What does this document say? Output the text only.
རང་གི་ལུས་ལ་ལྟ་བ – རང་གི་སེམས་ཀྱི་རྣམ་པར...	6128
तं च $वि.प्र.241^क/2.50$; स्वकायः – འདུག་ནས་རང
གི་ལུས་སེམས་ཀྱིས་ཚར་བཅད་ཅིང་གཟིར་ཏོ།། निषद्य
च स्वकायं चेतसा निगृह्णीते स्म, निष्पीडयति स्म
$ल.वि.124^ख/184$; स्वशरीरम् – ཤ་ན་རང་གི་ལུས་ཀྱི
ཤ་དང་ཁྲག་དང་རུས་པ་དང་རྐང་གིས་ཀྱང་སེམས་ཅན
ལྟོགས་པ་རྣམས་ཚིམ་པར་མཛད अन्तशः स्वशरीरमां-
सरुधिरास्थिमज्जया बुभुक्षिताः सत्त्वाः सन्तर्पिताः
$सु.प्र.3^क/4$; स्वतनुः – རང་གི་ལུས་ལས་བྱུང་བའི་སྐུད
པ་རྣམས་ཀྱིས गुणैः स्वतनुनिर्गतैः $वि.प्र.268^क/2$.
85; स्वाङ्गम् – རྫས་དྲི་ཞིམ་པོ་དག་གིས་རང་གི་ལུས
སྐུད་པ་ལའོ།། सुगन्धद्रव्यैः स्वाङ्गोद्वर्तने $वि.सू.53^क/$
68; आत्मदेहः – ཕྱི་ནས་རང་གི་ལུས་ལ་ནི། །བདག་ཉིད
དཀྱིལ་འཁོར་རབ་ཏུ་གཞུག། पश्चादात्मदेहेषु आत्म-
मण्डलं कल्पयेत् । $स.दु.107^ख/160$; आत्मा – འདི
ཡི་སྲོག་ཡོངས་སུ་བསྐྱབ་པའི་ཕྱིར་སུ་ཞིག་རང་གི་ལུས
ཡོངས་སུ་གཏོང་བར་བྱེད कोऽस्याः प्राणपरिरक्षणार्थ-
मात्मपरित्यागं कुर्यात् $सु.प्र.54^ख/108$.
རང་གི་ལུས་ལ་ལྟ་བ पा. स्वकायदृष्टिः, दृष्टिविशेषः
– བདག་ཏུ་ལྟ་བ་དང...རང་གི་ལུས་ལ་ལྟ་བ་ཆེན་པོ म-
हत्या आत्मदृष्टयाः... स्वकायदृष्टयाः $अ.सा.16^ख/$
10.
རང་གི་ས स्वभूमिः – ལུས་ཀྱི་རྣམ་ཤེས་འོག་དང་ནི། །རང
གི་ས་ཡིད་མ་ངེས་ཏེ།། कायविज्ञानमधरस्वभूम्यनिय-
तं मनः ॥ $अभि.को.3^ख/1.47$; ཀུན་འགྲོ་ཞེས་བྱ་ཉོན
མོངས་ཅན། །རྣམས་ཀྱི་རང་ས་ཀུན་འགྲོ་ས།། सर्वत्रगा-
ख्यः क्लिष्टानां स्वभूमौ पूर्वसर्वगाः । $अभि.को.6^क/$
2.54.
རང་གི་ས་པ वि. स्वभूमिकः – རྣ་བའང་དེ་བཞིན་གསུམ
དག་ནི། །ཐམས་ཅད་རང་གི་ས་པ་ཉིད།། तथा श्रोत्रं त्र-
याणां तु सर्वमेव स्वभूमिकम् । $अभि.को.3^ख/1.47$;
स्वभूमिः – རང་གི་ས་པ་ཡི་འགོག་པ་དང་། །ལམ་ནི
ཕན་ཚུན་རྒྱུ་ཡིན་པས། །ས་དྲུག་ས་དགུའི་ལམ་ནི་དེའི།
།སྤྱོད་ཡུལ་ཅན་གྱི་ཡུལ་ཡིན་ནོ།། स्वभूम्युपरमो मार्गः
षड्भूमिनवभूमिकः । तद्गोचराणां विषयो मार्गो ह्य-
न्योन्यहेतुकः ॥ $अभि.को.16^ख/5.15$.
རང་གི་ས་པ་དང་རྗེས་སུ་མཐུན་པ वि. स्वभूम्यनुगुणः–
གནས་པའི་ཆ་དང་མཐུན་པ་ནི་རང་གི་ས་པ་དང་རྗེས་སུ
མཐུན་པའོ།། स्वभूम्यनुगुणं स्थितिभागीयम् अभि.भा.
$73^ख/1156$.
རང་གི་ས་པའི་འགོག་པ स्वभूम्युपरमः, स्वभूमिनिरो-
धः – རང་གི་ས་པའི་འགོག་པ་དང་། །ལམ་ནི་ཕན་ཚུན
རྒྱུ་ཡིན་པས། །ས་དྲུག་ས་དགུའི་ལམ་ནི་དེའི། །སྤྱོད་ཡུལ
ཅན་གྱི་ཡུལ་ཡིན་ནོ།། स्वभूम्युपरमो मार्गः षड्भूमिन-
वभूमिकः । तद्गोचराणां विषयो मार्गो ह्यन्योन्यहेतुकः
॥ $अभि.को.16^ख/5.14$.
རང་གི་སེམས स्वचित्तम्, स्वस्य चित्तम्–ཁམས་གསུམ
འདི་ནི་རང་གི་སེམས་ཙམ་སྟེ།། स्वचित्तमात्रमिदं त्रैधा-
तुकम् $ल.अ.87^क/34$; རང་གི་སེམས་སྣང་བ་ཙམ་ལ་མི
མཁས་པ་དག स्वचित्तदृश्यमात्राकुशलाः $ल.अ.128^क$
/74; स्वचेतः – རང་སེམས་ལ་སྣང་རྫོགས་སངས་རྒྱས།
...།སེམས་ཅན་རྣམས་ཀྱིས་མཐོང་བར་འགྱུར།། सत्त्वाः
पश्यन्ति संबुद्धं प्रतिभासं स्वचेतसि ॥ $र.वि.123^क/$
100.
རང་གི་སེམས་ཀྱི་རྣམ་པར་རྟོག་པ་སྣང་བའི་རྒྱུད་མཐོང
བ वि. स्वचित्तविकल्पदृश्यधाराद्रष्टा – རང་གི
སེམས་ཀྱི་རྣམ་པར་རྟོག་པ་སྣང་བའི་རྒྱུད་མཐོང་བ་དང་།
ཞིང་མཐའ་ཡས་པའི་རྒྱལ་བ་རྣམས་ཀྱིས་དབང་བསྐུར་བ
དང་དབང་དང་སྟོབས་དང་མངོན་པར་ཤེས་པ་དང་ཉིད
- - - - -
### Task requirements
Copy out the whole listing exactly as written.

### Solution to this task
What does this document say? Output the text only.
རང་གི་ལུས་ལ་ལྟ་བ – རང་གི་སེམས་ཀྱི་རྣམ་པར...	6128
तं च $वि.प्र.241^क/2.50$; स्वकायः – འདུག་ནས་རང
གི་ལུས་སེམས་ཀྱིས་ཚར་བཅད་ཅིང་གཟིར་ཏོ།། निषद्य
च स्वकायं चेतसा निगृह्णीते स्म, निष्पीडयति स्म
$ल.वि.124^ख/184$; स्वशरीरम् – ཤ་ན་རང་གི་ལུས་ཀྱི
ཤ་དང་ཁྲག་དང་རུས་པ་དང་རྐང་གིས་ཀྱང་སེམས་ཅན
ལྟོགས་པ་རྣམས་ཚིམ་པར་མཛད अन्तशः स्वशरीरमां-
सरुधिरास्थिमज्जया बुभुक्षिताः सत्त्वाः सन्तर्पिताः
$सु.प्र.3^क/4$; स्वतनुः – རང་གི་ལུས་ལས་བྱུང་བའི་སྐུད
པ་རྣམས་ཀྱིས गुणैः स्वतनुनिर्गतैः $वि.प्र.268^क/2$.
85; स्वाङ्गम् – རྫས་དྲི་ཞིམ་པོ་དག་གིས་རང་གི་ལུས
སྐུད་པ་ལའོ།། सुगन्धद्रव्यैः स्वाङ्गोद्वर्तने $वि.सू.53^क/$
68; आत्मदेहः – ཕྱི་ནས་རང་གི་ལུས་ལ་ནི། །བདག་ཉིད
དཀྱིལ་འཁོར་རབ་ཏུ་གཞུག། पश्चादात्मदेहेषु आत्म-
मण्डलं कल्पयेत् । $स.दु.107^ख/160$; आत्मा – འདི
ཡི་སྲོག་ཡོངས་སུ་བསྐྱབ་པའི་ཕྱིར་སུ་ཞིག་རང་གི་ལུས
ཡོངས་སུ་གཏོང་བར་བྱེད कोऽस्याः प्राणपरिरक्षणार्थ-
मात्मपरित्यागं कुर्यात् $सु.प्र.54^ख/108$.
རང་གི་ལུས་ལ་ལྟ་བ पा. स्वकायदृष्टिः, दृष्टिविशेषः
– བདག་ཏུ་ལྟ་བ་དང...རང་གི་ལུས་ལ་ལྟ་བ་ཆེན་པོ म-
हत्या आत्मदृष्टयाः... स्वकायदृष्टयाः $अ.सा.16^ख/$
10.
རང་གི་ས स्वभूमिः – ལུས་ཀྱི་རྣམ་ཤེས་འོག་དང་ནི། །རང
གི་ས་ཡིད་མ་ངེས་ཏེ།། कायविज्ञानमधरस्वभूम्यनिय-
तं मनः ॥ $अभि.को.3^ख/1.47$; ཀུན་འགྲོ་ཞེས་བྱ་ཉོན
མོངས་ཅན། །རྣམས་ཀྱི་རང་ས་ཀུན་འགྲོ་ས།། सर्वत्रगा-
ख्यः क्लिष्टानां स्वभूमौ पूर्वसर्वगाः । $अभि.को.6^क/$
2.54.
རང་གི་ས་པ वि. स्वभूमिकः – རྣ་བའང་དེ་བཞིན་གསུམ
དག་ནི། །ཐམས་ཅད་རང་གི་ས་པ་ཉིད།། तथा श्रोत्रं त्र-
याणां तु सर्वमेव स्वभूमिकम् । $अभि.को.3^ख/1.47$;
स्वभूमिः – རང་གི་ས་པ་ཡི་འགོག་པ་དང་། །ལམ་ནི
ཕན་ཚུན་རྒྱུ་ཡིན་པས། །ས་དྲུག་ས་དགུའི་ལམ་ནི་དེའི།
།སྤྱོད་ཡུལ་ཅན་གྱི་ཡུལ་ཡིན་ནོ།། स्वभूम्युपरमो मार्गः
षड्भूमिनवभूमिकः । तद्गोचराणां विषयो मार्गो ह्य-
न्योन्यहेतुकः ॥ $अभि.को.16^ख/5.15$.
རང་གི་ས་པ་དང་རྗེས་སུ་མཐུན་པ वि. स्वभूम्यनुगुणः–
གནས་པའི་ཆ་དང་མཐུན་པ་ནི་རང་གི་ས་པ་དང་རྗེས་སུ
མཐུན་པའོ།། स्वभूम्यनुगुणं स्थितिभागीयम् अभि.भा.
$73^ख/1156$.
རང་གི་ས་པའི་འགོག་པ स्वभूम्युपरमः, स्वभूमिनिरो-
धः – རང་གི་ས་པའི་འགོག་པ་དང་། །ལམ་ནི་ཕན་ཚུན
རྒྱུ་ཡིན་པས། །ས་དྲུག་ས་དགུའི་ལམ་ནི་དེའི། །སྤྱོད་ཡུལ
ཅན་གྱི་ཡུལ་ཡིན་ནོ།། स्वभूम्युपरमो मार्गः षड्भूमिन-
वभूमिकः । तद्गोचराणां विषयो मार्गो ह्यन्योन्यहेतुकः
॥ $अभि.को.16^ख/5.14$.
རང་གི་སེམས स्वचित्तम्, स्वस्य चित्तम्–ཁམས་གསུམ
འདི་ནི་རང་གི་སེམས་ཙམ་སྟེ།། स्वचित्तमात्रमिदं त्रैधा-
तुकम् $ल.अ.87^क/34$; རང་གི་སེམས་སྣང་བ་ཙམ་ལ་མི
མཁས་པ་དག स्वचित्तदृश्यमात्राकुशलाः $ल.अ.128^क$
/74; स्वचेतः – རང་སེམས་ལ་སྣང་རྫོགས་སངས་རྒྱས།
...།སེམས་ཅན་རྣམས་ཀྱིས་མཐོང་བར་འགྱུར།། सत्त्वाः
पश्यन्ति संबुद्धं प्रतिभासं स्वचेतसि ॥ $र.वि.123^क/$
100.
རང་གི་སེམས་ཀྱི་རྣམ་པར་རྟོག་པ་སྣང་བའི་རྒྱུད་མཐོང
བ वि. स्वचित्तविकल्पदृश्यधाराद्रष्टा – རང་གི
སེམས་ཀྱི་རྣམ་པར་རྟོག་པ་སྣང་བའི་རྒྱུད་མཐོང་བ་དང་།
ཞིང་མཐའ་ཡས་པའི་རྒྱལ་བ་རྣམས་ཀྱིས་དབང་བསྐུར་བ
དང་དབང་དང་སྟོབས་དང་མངོན་པར་ཤེས་པ་དང་ཉིད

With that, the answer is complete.